> Goal: Tally the lines in the listing below that contain "less" and report the tally alone.

Extracted records:
-=-=-=-=-

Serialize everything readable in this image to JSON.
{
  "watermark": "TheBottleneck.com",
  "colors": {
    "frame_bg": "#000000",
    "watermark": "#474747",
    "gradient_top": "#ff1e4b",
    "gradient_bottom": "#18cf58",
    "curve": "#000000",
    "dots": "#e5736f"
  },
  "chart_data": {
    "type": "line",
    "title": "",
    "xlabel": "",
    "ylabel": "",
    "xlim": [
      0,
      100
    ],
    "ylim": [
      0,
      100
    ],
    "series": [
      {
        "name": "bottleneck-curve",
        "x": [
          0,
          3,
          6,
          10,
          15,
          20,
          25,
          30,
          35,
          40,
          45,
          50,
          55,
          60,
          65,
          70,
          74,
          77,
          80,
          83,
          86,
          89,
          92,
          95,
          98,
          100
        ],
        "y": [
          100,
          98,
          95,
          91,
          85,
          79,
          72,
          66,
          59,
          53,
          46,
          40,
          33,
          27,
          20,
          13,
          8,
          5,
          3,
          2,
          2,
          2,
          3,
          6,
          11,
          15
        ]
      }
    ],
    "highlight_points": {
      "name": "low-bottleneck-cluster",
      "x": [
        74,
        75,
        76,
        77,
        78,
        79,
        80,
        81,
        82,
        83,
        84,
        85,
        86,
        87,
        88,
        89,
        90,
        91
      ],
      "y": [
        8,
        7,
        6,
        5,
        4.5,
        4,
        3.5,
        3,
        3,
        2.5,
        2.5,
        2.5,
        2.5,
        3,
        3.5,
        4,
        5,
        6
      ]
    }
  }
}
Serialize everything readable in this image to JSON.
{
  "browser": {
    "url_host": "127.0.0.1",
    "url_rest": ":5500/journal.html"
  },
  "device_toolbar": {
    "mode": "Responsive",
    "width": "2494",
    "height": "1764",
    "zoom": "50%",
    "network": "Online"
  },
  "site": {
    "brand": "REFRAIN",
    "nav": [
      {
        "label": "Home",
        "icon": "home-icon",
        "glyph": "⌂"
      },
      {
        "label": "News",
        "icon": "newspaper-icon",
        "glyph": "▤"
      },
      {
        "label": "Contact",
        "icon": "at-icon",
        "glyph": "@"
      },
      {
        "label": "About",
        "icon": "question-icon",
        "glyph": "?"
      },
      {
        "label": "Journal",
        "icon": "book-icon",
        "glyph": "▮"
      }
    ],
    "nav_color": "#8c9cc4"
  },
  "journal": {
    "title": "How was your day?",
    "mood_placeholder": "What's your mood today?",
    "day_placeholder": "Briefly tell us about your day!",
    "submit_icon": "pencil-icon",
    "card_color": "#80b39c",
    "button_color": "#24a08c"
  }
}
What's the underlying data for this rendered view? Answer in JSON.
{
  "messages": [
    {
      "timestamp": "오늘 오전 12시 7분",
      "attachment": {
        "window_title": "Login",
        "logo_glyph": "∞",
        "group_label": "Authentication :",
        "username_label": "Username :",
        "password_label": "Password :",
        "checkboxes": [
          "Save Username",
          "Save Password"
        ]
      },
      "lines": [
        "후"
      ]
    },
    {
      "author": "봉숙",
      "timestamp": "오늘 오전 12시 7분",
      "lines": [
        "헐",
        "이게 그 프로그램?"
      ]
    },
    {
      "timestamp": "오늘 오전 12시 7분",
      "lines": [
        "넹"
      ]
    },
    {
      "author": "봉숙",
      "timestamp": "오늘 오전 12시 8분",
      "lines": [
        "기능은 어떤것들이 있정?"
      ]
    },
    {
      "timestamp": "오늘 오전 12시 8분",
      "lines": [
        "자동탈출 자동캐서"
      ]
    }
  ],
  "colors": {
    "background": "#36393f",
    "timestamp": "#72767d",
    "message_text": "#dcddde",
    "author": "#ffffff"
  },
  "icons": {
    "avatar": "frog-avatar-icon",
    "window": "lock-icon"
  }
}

-=-=-=-=-

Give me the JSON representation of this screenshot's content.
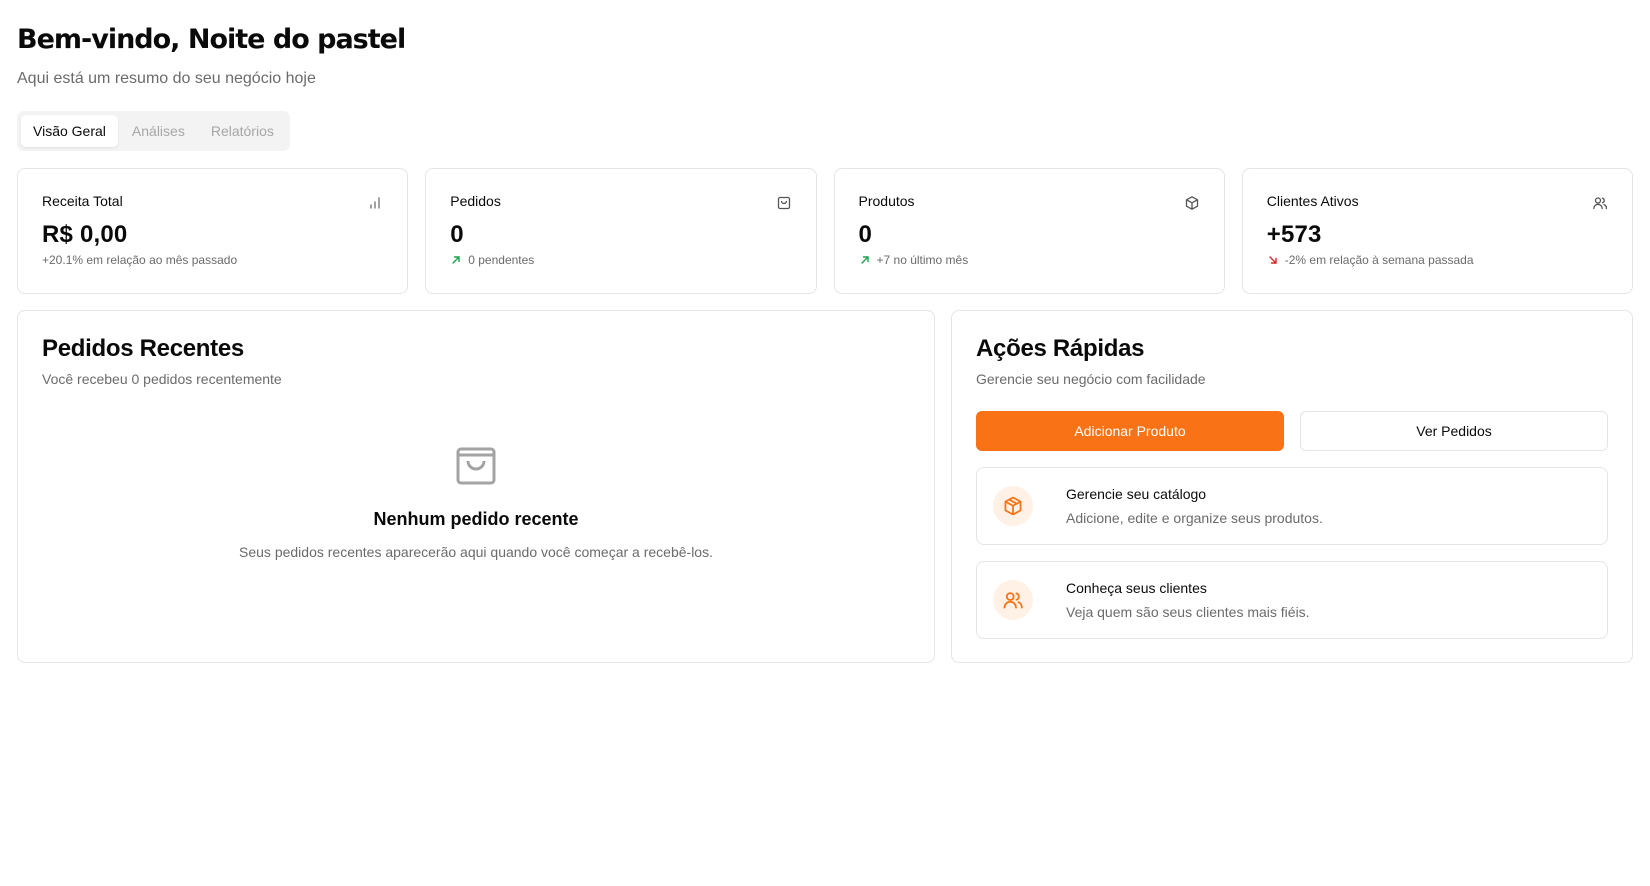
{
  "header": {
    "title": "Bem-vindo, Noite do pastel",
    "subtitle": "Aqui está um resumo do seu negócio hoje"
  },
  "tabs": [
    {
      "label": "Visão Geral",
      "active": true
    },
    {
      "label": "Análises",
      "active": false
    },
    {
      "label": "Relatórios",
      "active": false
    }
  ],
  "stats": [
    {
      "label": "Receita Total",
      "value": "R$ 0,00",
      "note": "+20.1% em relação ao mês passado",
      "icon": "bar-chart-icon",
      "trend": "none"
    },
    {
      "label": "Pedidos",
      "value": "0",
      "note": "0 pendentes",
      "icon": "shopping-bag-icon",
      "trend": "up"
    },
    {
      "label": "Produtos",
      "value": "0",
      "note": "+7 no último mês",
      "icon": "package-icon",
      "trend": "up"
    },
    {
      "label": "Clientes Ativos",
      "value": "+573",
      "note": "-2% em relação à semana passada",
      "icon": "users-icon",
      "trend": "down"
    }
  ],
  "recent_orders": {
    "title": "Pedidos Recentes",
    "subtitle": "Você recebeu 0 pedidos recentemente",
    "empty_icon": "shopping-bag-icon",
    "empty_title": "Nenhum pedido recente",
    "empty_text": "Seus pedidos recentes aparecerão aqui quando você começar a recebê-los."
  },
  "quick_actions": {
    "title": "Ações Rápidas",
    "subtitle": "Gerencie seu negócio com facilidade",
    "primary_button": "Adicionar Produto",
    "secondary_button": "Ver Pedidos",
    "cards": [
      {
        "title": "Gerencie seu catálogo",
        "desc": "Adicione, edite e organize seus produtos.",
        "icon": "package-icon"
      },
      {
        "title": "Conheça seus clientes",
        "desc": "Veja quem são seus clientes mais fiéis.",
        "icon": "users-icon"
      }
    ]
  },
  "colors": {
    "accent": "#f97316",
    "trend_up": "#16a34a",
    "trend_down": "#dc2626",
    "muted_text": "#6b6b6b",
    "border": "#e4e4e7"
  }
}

-=-=-=-=-

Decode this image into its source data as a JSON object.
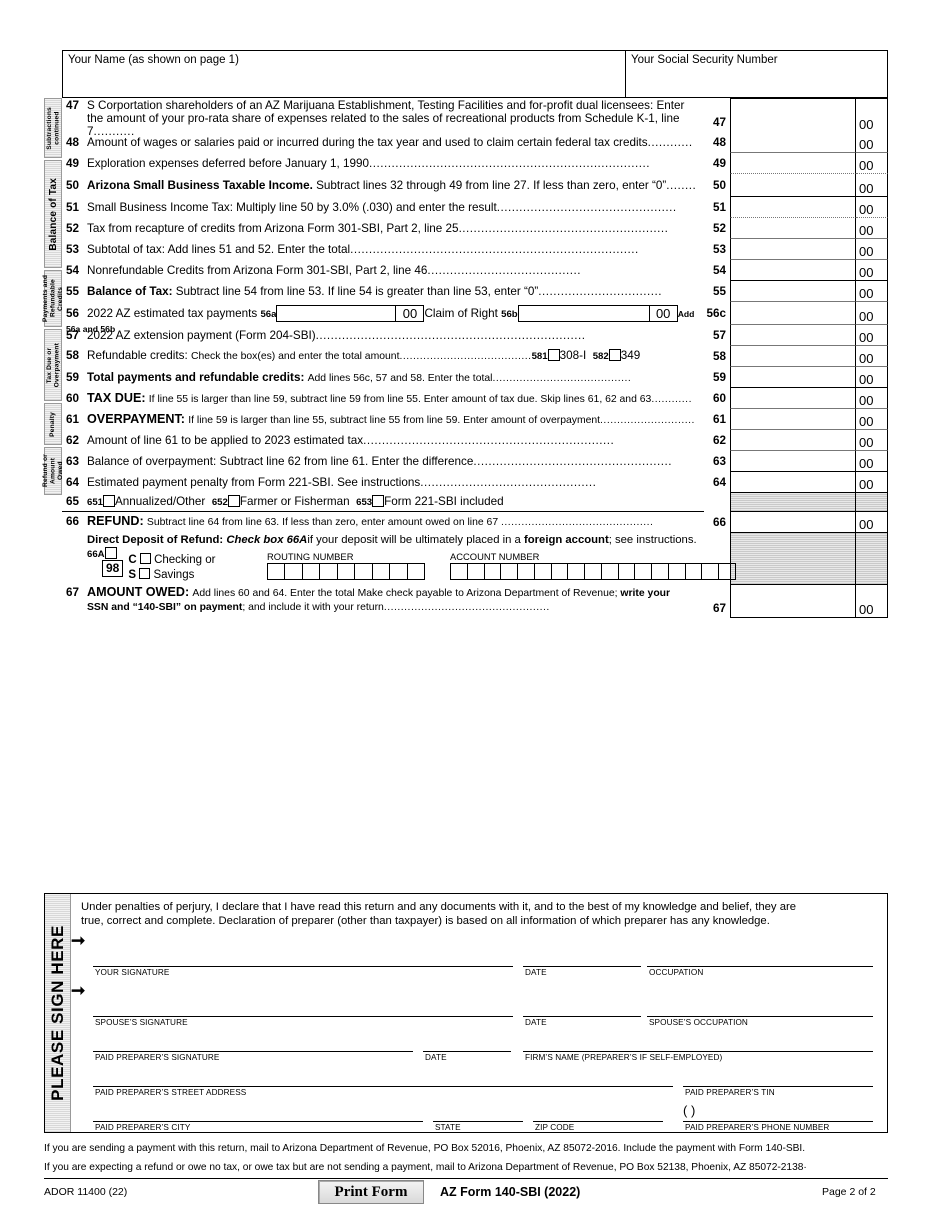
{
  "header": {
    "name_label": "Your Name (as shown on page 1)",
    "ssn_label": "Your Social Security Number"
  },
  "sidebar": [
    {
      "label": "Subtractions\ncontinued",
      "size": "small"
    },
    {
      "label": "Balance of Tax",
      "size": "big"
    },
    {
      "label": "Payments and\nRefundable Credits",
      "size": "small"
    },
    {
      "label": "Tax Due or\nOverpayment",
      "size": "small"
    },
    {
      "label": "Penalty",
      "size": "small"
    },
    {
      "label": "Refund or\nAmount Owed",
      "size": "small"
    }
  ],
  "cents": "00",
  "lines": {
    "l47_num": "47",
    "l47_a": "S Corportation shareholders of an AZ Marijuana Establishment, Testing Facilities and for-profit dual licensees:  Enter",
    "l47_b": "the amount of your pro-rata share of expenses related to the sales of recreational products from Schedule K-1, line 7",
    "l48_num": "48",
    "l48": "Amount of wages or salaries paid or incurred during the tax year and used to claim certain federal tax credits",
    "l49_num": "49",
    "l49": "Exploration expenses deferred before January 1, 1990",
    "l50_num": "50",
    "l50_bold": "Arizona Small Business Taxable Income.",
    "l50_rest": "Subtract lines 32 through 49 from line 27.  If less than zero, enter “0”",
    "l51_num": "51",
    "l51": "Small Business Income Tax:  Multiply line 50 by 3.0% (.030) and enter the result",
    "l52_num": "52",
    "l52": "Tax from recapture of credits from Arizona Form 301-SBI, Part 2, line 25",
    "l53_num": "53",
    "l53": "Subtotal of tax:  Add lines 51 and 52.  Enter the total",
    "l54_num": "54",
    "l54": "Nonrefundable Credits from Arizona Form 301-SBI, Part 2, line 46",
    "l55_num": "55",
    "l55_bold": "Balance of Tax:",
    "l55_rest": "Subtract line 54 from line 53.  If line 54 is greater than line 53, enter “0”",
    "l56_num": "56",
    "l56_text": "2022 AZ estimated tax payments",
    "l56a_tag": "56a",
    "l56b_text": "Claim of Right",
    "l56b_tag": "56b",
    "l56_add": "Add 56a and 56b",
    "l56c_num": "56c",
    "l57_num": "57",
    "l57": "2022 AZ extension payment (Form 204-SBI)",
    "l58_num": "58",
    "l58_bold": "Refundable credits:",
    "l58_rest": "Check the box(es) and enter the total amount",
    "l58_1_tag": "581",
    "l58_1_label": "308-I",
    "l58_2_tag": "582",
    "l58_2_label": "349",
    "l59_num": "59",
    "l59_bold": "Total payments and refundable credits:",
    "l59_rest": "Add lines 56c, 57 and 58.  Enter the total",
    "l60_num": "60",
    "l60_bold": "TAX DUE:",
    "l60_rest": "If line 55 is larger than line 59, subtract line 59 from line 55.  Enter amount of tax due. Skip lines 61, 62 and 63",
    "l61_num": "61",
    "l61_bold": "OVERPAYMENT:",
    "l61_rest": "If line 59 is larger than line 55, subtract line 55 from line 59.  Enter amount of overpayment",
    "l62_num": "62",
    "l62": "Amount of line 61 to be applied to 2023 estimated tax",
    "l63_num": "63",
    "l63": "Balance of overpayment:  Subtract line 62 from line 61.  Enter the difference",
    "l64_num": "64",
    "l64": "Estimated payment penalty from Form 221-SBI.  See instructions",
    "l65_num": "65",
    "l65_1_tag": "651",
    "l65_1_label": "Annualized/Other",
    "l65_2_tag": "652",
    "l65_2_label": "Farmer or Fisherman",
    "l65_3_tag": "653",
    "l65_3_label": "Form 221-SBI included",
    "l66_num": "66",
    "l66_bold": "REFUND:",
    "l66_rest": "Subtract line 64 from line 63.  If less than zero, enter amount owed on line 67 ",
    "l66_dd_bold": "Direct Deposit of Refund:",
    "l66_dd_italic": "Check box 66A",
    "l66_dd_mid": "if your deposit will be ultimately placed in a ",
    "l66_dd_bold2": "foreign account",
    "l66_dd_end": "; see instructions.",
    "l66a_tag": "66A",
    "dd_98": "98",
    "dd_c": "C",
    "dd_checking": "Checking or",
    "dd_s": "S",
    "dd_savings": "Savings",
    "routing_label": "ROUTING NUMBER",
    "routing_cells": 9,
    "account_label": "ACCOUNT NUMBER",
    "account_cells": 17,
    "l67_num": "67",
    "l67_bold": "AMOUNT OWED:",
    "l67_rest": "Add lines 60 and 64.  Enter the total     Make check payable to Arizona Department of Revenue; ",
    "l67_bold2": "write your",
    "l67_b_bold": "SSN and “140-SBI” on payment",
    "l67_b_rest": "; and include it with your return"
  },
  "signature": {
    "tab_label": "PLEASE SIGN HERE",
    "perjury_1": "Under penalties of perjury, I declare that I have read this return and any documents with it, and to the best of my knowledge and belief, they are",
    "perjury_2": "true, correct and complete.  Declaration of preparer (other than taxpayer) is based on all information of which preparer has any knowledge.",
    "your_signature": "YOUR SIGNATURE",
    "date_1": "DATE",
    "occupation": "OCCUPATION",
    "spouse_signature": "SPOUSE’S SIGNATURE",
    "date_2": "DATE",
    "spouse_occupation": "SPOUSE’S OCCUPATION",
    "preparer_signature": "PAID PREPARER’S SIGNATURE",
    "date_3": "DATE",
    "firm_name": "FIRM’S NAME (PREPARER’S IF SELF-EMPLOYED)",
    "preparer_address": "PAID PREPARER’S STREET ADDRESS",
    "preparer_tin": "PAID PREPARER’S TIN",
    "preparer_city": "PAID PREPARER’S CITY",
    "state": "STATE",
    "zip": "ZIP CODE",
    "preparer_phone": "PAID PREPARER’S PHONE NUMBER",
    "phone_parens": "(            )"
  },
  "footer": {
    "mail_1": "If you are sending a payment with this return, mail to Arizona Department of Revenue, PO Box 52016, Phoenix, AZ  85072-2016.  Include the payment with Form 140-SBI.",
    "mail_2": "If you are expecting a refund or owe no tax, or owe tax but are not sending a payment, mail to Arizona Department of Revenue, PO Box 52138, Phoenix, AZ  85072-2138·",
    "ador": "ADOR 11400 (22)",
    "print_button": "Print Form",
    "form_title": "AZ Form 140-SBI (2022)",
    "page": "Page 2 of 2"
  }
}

-=-=-=-=-

> Answer for this exercise: 2